- _Requirements_
Look for the word "Department" in the entries below, then copy every line that has it.

- _Exercise material_
▼

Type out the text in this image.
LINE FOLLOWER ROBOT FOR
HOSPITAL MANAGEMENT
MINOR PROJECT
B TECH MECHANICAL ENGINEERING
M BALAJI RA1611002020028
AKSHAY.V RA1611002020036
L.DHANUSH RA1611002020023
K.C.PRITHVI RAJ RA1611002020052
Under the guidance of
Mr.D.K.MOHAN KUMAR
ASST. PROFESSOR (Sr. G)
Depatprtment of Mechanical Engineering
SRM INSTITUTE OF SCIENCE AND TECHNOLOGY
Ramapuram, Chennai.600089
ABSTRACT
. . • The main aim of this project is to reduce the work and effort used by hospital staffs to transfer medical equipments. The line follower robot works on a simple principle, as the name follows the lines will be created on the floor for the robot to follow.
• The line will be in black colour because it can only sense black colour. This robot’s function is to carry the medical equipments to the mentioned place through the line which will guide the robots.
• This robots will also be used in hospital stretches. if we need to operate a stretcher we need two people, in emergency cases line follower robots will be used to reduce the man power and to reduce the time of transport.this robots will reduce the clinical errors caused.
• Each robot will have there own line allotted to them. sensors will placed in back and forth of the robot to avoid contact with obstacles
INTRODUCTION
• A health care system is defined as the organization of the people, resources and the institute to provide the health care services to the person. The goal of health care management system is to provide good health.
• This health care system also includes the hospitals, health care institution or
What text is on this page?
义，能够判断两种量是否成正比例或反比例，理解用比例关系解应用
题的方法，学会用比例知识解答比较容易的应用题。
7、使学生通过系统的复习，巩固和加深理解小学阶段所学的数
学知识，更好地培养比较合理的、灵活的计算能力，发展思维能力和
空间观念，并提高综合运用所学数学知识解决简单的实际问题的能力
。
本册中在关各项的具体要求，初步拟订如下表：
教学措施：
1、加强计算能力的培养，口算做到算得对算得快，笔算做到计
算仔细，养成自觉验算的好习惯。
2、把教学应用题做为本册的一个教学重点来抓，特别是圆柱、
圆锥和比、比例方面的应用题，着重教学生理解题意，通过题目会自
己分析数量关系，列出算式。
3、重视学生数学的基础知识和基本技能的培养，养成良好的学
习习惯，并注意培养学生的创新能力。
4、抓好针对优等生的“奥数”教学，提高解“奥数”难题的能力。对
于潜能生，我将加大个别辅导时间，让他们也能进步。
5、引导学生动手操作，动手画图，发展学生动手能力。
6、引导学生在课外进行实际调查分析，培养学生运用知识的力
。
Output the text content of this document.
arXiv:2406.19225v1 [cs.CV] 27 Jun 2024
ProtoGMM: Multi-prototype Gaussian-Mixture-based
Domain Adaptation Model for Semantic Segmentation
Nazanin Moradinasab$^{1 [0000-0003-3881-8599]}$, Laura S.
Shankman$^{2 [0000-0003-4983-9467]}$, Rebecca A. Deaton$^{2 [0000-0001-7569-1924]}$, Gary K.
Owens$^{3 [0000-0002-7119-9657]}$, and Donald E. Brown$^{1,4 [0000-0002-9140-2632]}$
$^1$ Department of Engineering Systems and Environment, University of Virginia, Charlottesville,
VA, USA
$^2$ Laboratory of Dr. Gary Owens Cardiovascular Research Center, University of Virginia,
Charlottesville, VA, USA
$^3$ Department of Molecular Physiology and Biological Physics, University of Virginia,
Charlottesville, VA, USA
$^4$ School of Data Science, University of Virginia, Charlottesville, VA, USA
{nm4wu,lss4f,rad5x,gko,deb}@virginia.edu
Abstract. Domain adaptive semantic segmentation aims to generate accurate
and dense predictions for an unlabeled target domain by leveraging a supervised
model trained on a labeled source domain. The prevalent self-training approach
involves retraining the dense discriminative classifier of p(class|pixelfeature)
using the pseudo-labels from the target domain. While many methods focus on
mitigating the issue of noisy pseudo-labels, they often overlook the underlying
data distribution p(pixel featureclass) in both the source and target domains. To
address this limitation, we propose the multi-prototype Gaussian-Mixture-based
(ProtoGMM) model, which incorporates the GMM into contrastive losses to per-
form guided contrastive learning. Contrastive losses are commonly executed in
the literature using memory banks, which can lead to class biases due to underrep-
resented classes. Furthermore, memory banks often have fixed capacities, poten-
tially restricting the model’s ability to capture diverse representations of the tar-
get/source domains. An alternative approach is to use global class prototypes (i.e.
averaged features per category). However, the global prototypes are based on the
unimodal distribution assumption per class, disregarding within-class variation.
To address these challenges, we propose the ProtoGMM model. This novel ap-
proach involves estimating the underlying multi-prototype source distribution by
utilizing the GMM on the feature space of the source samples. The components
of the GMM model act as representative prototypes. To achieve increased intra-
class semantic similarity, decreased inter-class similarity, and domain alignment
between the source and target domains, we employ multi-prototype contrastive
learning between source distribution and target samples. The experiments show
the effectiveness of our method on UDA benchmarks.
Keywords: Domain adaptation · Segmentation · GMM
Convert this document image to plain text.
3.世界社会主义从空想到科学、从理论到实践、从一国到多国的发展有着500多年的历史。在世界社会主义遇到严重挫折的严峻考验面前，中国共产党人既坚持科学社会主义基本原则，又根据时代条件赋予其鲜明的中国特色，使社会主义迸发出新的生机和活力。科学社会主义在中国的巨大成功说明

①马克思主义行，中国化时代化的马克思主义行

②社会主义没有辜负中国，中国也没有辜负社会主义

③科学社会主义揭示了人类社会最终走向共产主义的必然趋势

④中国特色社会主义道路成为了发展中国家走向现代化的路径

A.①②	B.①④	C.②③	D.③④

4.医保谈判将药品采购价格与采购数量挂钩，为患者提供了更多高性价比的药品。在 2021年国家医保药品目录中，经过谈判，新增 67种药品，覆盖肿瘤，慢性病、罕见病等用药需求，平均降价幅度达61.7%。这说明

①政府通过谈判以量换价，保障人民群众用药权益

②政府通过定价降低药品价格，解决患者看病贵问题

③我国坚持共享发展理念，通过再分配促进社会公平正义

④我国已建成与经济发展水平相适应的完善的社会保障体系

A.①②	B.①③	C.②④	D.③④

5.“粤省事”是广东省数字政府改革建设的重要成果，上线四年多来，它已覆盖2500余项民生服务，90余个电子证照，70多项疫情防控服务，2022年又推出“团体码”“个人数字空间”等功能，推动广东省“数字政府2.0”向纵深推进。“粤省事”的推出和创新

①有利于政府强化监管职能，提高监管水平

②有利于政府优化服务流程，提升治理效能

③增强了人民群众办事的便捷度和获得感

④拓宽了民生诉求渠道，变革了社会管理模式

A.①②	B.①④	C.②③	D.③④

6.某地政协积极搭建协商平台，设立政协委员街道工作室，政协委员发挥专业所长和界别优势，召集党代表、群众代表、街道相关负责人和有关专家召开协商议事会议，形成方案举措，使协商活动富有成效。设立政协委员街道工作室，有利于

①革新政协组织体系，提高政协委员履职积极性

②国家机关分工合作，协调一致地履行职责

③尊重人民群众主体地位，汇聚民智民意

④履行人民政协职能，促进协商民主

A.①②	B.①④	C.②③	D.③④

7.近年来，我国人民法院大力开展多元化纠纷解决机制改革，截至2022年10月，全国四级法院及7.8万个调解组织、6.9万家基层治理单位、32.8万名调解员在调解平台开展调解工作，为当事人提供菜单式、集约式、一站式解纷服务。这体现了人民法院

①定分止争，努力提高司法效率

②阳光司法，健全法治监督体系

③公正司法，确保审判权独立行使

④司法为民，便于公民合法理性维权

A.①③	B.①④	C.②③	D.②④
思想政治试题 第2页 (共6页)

▲

- _Written answer_
$^1$ Department of Engineering Systems and Environment, University of Virginia, Charlottesville,
$^3$ Department of Molecular Physiology and Biological Physics, University of Virginia,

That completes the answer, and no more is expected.